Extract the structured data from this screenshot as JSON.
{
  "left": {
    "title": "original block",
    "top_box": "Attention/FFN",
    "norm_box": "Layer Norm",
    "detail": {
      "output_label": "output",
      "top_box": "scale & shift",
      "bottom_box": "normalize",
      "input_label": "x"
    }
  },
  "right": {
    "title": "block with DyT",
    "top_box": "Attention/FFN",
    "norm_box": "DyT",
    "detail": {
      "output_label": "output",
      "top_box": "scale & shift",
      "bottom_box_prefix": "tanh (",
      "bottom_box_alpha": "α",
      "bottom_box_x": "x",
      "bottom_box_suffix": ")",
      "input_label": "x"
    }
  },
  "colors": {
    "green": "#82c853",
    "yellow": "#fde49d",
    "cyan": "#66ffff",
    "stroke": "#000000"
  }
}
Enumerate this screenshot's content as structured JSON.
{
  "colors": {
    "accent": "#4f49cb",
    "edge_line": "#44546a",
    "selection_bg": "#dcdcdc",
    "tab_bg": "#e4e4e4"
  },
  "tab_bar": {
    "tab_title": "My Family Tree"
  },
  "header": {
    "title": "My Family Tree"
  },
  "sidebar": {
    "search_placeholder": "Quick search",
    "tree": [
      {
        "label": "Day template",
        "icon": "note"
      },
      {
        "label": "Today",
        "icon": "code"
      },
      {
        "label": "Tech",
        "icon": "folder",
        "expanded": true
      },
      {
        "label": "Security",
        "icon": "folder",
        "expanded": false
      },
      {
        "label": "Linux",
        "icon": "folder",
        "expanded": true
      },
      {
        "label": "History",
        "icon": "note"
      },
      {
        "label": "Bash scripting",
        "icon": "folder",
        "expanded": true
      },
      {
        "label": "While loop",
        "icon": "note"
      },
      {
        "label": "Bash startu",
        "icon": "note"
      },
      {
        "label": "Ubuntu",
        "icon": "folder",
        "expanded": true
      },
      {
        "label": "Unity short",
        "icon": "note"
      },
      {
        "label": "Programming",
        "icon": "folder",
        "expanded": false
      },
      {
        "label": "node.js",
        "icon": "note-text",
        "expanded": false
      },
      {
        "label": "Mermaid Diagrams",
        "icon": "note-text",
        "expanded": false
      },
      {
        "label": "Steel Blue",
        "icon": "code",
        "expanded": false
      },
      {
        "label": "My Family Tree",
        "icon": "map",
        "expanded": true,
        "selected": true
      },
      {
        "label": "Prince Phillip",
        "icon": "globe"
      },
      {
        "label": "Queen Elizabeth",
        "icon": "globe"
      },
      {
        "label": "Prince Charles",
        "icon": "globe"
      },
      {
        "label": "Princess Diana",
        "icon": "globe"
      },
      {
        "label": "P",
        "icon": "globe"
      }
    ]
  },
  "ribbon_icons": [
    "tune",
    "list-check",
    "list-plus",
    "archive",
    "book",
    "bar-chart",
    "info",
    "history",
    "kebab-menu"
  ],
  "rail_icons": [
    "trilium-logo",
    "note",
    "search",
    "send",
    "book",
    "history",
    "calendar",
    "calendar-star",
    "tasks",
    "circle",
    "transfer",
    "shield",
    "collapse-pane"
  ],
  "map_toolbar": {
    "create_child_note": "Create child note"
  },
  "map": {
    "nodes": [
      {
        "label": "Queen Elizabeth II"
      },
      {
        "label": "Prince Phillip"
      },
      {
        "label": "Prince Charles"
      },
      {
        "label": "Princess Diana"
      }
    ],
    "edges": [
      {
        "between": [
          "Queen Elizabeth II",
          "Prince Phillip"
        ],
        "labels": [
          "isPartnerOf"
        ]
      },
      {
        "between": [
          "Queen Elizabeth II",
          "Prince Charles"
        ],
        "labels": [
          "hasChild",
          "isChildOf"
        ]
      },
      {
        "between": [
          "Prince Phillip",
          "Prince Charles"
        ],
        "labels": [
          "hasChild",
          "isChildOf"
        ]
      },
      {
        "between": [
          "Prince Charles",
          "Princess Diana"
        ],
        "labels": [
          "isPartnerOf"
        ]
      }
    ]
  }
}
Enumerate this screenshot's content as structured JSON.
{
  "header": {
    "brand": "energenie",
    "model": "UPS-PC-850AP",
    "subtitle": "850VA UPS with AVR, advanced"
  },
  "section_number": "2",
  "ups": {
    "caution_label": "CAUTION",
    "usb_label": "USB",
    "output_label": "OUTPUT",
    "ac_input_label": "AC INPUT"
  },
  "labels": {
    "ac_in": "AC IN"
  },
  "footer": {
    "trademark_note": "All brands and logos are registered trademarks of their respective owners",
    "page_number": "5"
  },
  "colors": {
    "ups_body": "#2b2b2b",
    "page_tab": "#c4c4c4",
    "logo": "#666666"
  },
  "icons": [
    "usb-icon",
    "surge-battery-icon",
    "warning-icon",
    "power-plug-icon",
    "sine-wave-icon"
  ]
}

What needs to be done: Reproduce each entry exactly, leaving out nothing.

Response:
Extract the structured data from this screenshot as JSON.
{
  "left": {
    "title": "original block",
    "top_box": "Attention/FFN",
    "norm_box": "Layer Norm",
    "detail": {
      "output_label": "output",
      "top_box": "scale & shift",
      "bottom_box": "normalize",
      "input_label": "x"
    }
  },
  "right": {
    "title": "block with DyT",
    "top_box": "Attention/FFN",
    "norm_box": "DyT",
    "detail": {
      "output_label": "output",
      "top_box": "scale & shift",
      "bottom_box_prefix": "tanh (",
      "bottom_box_alpha": "α",
      "bottom_box_x": "x",
      "bottom_box_suffix": ")",
      "input_label": "x"
    }
  },
  "colors": {
    "green": "#82c853",
    "yellow": "#fde49d",
    "cyan": "#66ffff",
    "stroke": "#000000"
  }
}
Enumerate this screenshot's content as structured JSON.
{
  "colors": {
    "accent": "#4f49cb",
    "edge_line": "#44546a",
    "selection_bg": "#dcdcdc",
    "tab_bg": "#e4e4e4"
  },
  "tab_bar": {
    "tab_title": "My Family Tree"
  },
  "header": {
    "title": "My Family Tree"
  },
  "sidebar": {
    "search_placeholder": "Quick search",
    "tree": [
      {
        "label": "Day template",
        "icon": "note"
      },
      {
        "label": "Today",
        "icon": "code"
      },
      {
        "label": "Tech",
        "icon": "folder",
        "expanded": true
      },
      {
        "label": "Security",
        "icon": "folder",
        "expanded": false
      },
      {
        "label": "Linux",
        "icon": "folder",
        "expanded": true
      },
      {
        "label": "History",
        "icon": "note"
      },
      {
        "label": "Bash scripting",
        "icon": "folder",
        "expanded": true
      },
      {
        "label": "While loop",
        "icon": "note"
      },
      {
        "label": "Bash startu",
        "icon": "note"
      },
      {
        "label": "Ubuntu",
        "icon": "folder",
        "expanded": true
      },
      {
        "label": "Unity short",
        "icon": "note"
      },
      {
        "label": "Programming",
        "icon": "folder",
        "expanded": false
      },
      {
        "label": "node.js",
        "icon": "note-text",
        "expanded": false
      },
      {
        "label": "Mermaid Diagrams",
        "icon": "note-text",
        "expanded": false
      },
      {
        "label": "Steel Blue",
        "icon": "code",
        "expanded": false
      },
      {
        "label": "My Family Tree",
        "icon": "map",
        "expanded": true,
        "selected": true
      },
      {
        "label": "Prince Phillip",
        "icon": "globe"
      },
      {
        "label": "Queen Elizabeth",
        "icon": "globe"
      },
      {
        "label": "Prince Charles",
        "icon": "globe"
      },
      {
        "label": "Princess Diana",
        "icon": "globe"
      },
      {
        "label": "P",
        "icon": "globe"
      }
    ]
  },
  "ribbon_icons": [
    "tune",
    "list-check",
    "list-plus",
    "archive",
    "book",
    "bar-chart",
    "info",
    "history",
    "kebab-menu"
  ],
  "rail_icons": [
    "trilium-logo",
    "note",
    "search",
    "send",
    "book",
    "history",
    "calendar",
    "calendar-star",
    "tasks",
    "circle",
    "transfer",
    "shield",
    "collapse-pane"
  ],
  "map_toolbar": {
    "create_child_note": "Create child note"
  },
  "map": {
    "nodes": [
      {
        "label": "Queen Elizabeth II"
      },
      {
        "label": "Prince Phillip"
      },
      {
        "label": "Prince Charles"
      },
      {
        "label": "Princess Diana"
      }
    ],
    "edges": [
      {
        "between": [
          "Queen Elizabeth II",
          "Prince Phillip"
        ],
        "labels": [
          "isPartnerOf"
        ]
      },
      {
        "between": [
          "Queen Elizabeth II",
          "Prince Charles"
        ],
        "labels": [
          "hasChild",
          "isChildOf"
        ]
      },
      {
        "between": [
          "Prince Phillip",
          "Prince Charles"
        ],
        "labels": [
          "hasChild",
          "isChildOf"
        ]
      },
      {
        "between": [
          "Prince Charles",
          "Princess Diana"
        ],
        "labels": [
          "isPartnerOf"
        ]
      }
    ]
  }
}
Enumerate this screenshot's content as structured JSON.
{
  "header": {
    "brand": "energenie",
    "model": "UPS-PC-850AP",
    "subtitle": "850VA UPS with AVR, advanced"
  },
  "section_number": "2",
  "ups": {
    "caution_label": "CAUTION",
    "usb_label": "USB",
    "output_label": "OUTPUT",
    "ac_input_label": "AC INPUT"
  },
  "labels": {
    "ac_in": "AC IN"
  },
  "footer": {
    "trademark_note": "All brands and logos are registered trademarks of their respective owners",
    "page_number": "5"
  },
  "colors": {
    "ups_body": "#2b2b2b",
    "page_tab": "#c4c4c4",
    "logo": "#666666"
  },
  "icons": [
    "usb-icon",
    "surge-battery-icon",
    "warning-icon",
    "power-plug-icon",
    "sine-wave-icon"
  ]
}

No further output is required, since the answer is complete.